* [TEXT PROVIDED]
The other night I took my kids to Ford’s Theatre in Washington, D.C., to see The Rivalry, a play by Norman Corwin written in 1958 to commemorate the centennial of the Lincoln-Douglas debates. As is usual when I drag them to something that sounds educational, I ended up learning a thing or two myself. For instance, that Stephen Douglas threw away any hope he had of winning the presidency in 1860 by speaking out against secession on a campaign tour of Southern states, though he knew he’d lose what was left of his base as a result. Also that Douglas deserves a decent share of the credit for keeping our home state of Illinois in the union.

Abraham Lincoln had withdrawn from politics after serving in the House of Representatives and was a lawyer in private practice in 1854 when he heard Senator Douglas speak in defense of the Kansas-Nebraska Act at the Illinois State Fair. Douglas had authored the bill, which gave Kansans and Nebraskans the right to decide whether they would be slave-holding when they became states, nullifying the Missouri Compromise that had limited slavery to states where it already existed. The Kansas-Nebraska Act poured kerosene on the national fight over slavery, and the speech Lincoln heard at the fair so angered him that he decided to run for senator against Douglas in 1858.

* [YOUR GOAL] Write out the Lincoln-Douglas text word for word from "The other night" to "in the union.". Work only from the Lincoln-Douglas text.

* [Listings of box coordinates]
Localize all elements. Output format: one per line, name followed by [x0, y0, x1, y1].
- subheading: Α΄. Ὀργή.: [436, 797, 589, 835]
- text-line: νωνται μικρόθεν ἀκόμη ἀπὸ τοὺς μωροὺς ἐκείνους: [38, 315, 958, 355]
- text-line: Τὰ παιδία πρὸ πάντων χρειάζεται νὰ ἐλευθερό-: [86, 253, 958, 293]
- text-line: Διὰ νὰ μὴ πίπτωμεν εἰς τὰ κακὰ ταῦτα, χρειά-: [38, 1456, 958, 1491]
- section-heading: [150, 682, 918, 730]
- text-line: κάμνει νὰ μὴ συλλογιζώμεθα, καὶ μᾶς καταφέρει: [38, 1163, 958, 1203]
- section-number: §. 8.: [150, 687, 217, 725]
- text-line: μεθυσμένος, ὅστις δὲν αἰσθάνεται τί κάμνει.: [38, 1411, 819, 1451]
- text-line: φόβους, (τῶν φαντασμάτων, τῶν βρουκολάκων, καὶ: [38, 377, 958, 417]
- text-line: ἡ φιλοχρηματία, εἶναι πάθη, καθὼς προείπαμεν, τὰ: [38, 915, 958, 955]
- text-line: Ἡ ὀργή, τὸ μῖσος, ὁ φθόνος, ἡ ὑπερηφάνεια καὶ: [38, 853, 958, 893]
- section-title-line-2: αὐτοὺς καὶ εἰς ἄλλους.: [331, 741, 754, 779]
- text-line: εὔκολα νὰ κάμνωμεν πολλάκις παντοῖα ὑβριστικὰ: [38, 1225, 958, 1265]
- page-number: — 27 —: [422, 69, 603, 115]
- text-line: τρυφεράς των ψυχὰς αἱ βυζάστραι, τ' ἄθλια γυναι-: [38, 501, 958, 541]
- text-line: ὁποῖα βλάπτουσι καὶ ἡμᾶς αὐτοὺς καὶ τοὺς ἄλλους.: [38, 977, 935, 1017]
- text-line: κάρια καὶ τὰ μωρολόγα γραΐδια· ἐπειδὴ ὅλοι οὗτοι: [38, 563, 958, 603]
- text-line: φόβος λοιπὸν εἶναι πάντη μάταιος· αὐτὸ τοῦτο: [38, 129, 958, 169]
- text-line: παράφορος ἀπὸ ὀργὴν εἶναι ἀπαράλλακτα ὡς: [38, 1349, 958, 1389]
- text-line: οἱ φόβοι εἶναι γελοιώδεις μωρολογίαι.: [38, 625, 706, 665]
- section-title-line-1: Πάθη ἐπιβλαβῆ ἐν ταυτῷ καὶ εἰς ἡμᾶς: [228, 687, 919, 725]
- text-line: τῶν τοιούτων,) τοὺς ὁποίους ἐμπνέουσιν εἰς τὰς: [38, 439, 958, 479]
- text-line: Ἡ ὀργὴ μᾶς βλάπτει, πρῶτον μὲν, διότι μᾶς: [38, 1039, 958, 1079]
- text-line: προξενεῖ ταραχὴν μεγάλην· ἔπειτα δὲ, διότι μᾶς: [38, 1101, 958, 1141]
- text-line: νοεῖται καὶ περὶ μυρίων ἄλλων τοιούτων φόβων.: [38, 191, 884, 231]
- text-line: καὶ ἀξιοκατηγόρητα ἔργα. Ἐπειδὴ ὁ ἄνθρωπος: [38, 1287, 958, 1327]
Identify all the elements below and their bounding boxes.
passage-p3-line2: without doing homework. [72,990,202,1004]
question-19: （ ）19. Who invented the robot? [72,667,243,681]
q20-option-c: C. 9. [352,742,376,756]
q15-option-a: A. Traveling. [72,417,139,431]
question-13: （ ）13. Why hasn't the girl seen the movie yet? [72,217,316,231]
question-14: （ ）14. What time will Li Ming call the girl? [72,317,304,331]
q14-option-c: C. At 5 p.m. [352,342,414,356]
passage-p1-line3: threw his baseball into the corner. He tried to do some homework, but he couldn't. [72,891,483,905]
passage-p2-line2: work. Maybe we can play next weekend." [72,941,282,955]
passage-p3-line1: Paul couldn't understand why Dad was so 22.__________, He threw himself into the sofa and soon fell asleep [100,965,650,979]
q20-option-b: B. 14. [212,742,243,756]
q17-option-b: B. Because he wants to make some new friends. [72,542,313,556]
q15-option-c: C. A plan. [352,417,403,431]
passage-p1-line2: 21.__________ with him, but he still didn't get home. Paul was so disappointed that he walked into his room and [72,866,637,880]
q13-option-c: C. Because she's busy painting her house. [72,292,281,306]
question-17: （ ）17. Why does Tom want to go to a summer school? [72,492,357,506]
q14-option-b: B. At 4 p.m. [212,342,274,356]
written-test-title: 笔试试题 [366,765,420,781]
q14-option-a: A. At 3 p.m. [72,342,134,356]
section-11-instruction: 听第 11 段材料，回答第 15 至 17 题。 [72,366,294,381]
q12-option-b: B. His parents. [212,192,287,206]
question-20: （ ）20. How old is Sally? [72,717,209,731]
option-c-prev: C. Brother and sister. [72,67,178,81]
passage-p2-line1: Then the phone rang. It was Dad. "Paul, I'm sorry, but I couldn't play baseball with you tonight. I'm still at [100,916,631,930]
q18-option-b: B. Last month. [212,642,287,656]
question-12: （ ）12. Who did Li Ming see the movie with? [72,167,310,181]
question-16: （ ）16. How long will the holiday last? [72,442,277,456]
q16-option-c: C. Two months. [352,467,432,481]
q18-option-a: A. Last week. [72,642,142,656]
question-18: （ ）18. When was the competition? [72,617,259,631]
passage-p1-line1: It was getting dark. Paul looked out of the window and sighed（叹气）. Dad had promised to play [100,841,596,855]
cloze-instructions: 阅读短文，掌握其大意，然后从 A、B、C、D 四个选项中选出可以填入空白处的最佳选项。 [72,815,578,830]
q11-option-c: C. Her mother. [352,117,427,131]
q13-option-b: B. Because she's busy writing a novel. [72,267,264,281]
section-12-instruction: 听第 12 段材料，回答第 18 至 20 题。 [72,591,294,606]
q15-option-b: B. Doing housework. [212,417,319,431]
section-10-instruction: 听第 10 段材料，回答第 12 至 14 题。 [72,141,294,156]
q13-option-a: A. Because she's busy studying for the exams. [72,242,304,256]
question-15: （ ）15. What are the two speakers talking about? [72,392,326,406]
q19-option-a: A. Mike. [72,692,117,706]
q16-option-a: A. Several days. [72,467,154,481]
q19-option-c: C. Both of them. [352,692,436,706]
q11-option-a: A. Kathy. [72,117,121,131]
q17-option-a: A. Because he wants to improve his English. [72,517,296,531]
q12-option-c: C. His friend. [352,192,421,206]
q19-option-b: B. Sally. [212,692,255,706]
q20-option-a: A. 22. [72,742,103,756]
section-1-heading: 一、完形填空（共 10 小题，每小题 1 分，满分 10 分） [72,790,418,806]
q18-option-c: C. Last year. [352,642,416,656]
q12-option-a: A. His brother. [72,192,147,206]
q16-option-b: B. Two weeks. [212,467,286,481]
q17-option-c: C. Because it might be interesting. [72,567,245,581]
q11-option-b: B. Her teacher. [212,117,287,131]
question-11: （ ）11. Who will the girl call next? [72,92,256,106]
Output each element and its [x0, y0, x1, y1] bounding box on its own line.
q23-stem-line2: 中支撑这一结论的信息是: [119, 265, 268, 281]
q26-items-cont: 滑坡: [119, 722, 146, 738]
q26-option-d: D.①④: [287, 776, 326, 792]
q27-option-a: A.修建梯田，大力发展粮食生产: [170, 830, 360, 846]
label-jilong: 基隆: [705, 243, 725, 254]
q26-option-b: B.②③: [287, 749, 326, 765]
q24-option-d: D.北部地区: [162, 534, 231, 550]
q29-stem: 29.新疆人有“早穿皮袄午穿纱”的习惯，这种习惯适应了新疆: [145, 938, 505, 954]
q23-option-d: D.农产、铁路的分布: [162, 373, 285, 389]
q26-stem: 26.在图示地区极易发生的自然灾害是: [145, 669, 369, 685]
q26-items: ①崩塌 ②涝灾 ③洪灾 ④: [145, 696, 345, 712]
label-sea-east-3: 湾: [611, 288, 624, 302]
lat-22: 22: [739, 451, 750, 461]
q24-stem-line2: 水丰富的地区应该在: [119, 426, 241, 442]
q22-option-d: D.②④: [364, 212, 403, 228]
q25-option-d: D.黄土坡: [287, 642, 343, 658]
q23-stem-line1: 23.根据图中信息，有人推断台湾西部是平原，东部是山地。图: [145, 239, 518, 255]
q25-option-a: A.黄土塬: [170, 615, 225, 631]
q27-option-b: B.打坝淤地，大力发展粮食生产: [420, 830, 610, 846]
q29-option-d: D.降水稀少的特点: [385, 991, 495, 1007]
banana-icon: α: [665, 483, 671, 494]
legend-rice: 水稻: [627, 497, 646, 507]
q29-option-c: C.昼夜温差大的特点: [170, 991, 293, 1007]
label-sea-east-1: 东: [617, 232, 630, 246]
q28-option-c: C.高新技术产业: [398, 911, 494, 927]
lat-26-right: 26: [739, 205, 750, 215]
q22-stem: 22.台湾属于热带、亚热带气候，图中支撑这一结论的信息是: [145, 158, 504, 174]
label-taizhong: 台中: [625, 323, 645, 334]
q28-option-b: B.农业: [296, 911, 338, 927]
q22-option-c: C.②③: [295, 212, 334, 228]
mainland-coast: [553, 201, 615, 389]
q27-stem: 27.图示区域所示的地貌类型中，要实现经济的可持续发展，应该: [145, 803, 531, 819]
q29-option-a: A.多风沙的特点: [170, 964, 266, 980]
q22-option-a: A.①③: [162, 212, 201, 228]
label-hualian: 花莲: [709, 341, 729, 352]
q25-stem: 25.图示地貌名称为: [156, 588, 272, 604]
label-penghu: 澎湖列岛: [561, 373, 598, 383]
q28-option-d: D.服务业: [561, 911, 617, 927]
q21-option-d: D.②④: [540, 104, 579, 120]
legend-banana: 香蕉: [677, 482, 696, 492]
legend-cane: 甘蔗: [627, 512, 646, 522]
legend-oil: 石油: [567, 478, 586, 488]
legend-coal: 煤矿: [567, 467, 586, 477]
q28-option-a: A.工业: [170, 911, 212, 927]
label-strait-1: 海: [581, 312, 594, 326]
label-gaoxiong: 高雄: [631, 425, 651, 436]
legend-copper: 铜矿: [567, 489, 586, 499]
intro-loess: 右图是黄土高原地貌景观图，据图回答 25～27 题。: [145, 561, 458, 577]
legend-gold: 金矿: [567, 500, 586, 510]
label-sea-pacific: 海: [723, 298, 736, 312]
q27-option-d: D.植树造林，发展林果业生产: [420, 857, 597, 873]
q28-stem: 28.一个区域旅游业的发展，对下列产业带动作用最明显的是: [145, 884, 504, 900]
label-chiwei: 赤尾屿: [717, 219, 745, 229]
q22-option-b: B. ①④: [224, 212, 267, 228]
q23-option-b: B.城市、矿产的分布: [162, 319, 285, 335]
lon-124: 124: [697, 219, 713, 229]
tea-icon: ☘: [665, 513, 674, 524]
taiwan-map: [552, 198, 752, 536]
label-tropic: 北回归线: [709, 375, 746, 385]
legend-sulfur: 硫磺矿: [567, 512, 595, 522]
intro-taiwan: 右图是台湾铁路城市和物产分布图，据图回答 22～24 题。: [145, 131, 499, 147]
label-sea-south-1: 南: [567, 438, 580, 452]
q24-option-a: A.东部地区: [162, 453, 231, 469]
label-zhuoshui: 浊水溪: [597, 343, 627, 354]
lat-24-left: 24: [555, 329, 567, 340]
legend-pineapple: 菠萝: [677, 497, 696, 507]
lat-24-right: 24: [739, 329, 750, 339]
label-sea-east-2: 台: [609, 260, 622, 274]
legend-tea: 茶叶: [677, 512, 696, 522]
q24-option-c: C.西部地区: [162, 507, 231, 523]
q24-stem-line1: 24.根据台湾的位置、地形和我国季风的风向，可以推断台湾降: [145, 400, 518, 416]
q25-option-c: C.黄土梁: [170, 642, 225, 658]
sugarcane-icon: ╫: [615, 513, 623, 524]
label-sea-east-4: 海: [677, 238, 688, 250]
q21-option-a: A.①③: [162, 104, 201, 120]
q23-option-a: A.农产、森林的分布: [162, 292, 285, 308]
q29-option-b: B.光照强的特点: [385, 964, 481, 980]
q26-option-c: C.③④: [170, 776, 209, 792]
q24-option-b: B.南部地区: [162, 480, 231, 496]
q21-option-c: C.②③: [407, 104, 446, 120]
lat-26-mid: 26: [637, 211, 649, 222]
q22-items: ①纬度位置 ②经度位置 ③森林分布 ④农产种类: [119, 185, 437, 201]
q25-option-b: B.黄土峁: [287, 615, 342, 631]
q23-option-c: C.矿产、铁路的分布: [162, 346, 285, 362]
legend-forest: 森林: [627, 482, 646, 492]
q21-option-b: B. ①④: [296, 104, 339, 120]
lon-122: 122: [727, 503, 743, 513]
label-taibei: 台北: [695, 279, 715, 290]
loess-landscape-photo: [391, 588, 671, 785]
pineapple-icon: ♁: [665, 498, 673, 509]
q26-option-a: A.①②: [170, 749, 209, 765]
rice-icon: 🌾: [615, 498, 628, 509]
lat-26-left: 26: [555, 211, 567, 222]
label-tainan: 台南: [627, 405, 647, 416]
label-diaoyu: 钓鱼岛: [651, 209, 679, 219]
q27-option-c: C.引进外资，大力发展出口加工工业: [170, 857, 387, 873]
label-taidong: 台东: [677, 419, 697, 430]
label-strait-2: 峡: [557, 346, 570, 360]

* [WRITTEN RESPONSE]
The other night I took my kids to Ford’s Theatre in Washington, D.C., to see The Rivalry, a play by Norman Corwin written in 1958 to commemorate the centennial of the Lincoln-Douglas debates. As is usual when I drag them to something that sounds educational, I ended up learning a thing or two myself. For instance, that Stephen Douglas threw away any hope he had of winning the presidency in 1860 by speaking out against secession on a campaign tour of Southern states, though he knew he’d lose what was left of his base as a result. Also that Douglas deserves a decent share of the credit for keeping our home state of Illinois in the union.